■ Prompt
From the first line to the last, reproduce the records exactly.

■ Records
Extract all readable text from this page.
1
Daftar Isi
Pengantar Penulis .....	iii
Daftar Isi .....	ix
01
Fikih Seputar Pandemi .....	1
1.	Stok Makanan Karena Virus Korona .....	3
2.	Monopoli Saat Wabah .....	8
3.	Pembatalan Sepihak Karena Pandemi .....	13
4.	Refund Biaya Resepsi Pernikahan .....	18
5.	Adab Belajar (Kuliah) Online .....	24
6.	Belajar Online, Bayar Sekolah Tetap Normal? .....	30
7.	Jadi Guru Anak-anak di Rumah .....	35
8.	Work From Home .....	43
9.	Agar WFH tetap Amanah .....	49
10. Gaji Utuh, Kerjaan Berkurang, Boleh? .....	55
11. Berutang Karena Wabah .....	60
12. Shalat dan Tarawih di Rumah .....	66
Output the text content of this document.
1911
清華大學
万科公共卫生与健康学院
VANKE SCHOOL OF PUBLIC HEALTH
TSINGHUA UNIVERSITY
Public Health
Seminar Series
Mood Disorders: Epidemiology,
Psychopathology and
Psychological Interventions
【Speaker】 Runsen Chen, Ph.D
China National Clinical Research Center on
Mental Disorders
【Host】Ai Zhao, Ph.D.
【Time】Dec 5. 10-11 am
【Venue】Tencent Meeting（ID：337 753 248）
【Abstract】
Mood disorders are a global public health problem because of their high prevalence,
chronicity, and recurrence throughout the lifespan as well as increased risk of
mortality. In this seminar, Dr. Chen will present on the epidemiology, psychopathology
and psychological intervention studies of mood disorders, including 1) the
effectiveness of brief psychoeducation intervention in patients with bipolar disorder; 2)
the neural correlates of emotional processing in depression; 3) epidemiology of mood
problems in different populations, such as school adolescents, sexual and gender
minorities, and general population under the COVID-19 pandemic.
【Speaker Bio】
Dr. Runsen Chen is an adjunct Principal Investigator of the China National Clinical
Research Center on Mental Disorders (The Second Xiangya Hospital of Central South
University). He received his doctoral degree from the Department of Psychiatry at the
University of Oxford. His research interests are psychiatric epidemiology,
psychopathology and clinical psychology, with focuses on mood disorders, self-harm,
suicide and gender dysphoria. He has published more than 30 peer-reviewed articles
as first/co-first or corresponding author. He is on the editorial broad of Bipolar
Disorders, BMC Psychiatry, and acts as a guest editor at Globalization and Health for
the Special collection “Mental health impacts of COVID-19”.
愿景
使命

■ Result for this task
Extract all readable text from this page.
1
Daftar Isi
Pengantar Penulis .....	iii
Daftar Isi .....	ix
01
Fikih Seputar Pandemi .....	1
1.	Stok Makanan Karena Virus Korona .....	3
2.	Monopoli Saat Wabah .....	8
3.	Pembatalan Sepihak Karena Pandemi .....	13
4.	Refund Biaya Resepsi Pernikahan .....	18
5.	Adab Belajar (Kuliah) Online .....	24
6.	Belajar Online, Bayar Sekolah Tetap Normal? .....	30
7.	Jadi Guru Anak-anak di Rumah .....	35
8.	Work From Home .....	43
9.	Agar WFH tetap Amanah .....	49
10. Gaji Utuh, Kerjaan Berkurang, Boleh? .....	55
11. Berutang Karena Wabah .....	60
12. Shalat dan Tarawih di Rumah .....	66
Output the text content of this document.
1911
清華大學
万科公共卫生与健康学院
VANKE SCHOOL OF PUBLIC HEALTH
TSINGHUA UNIVERSITY
Public Health
Seminar Series
Mood Disorders: Epidemiology,
Psychopathology and
Psychological Interventions
【Speaker】 Runsen Chen, Ph.D
China National Clinical Research Center on
Mental Disorders
【Host】Ai Zhao, Ph.D.
【Time】Dec 5. 10-11 am
【Venue】Tencent Meeting（ID：337 753 248）
【Abstract】
Mood disorders are a global public health problem because of their high prevalence,
chronicity, and recurrence throughout the lifespan as well as increased risk of
mortality. In this seminar, Dr. Chen will present on the epidemiology, psychopathology
and psychological intervention studies of mood disorders, including 1) the
effectiveness of brief psychoeducation intervention in patients with bipolar disorder; 2)
the neural correlates of emotional processing in depression; 3) epidemiology of mood
problems in different populations, such as school adolescents, sexual and gender
minorities, and general population under the COVID-19 pandemic.
【Speaker Bio】
Dr. Runsen Chen is an adjunct Principal Investigator of the China National Clinical
Research Center on Mental Disorders (The Second Xiangya Hospital of Central South
University). He received his doctoral degree from the Department of Psychiatry at the
University of Oxford. His research interests are psychiatric epidemiology,
psychopathology and clinical psychology, with focuses on mood disorders, self-harm,
suicide and gender dysphoria. He has published more than 30 peer-reviewed articles
as first/co-first or corresponding author. He is on the editorial broad of Bipolar
Disorders, BMC Psychiatry, and acts as a guest editor at Globalization and Health for
the Special collection “Mental health impacts of COVID-19”.
愿景
使命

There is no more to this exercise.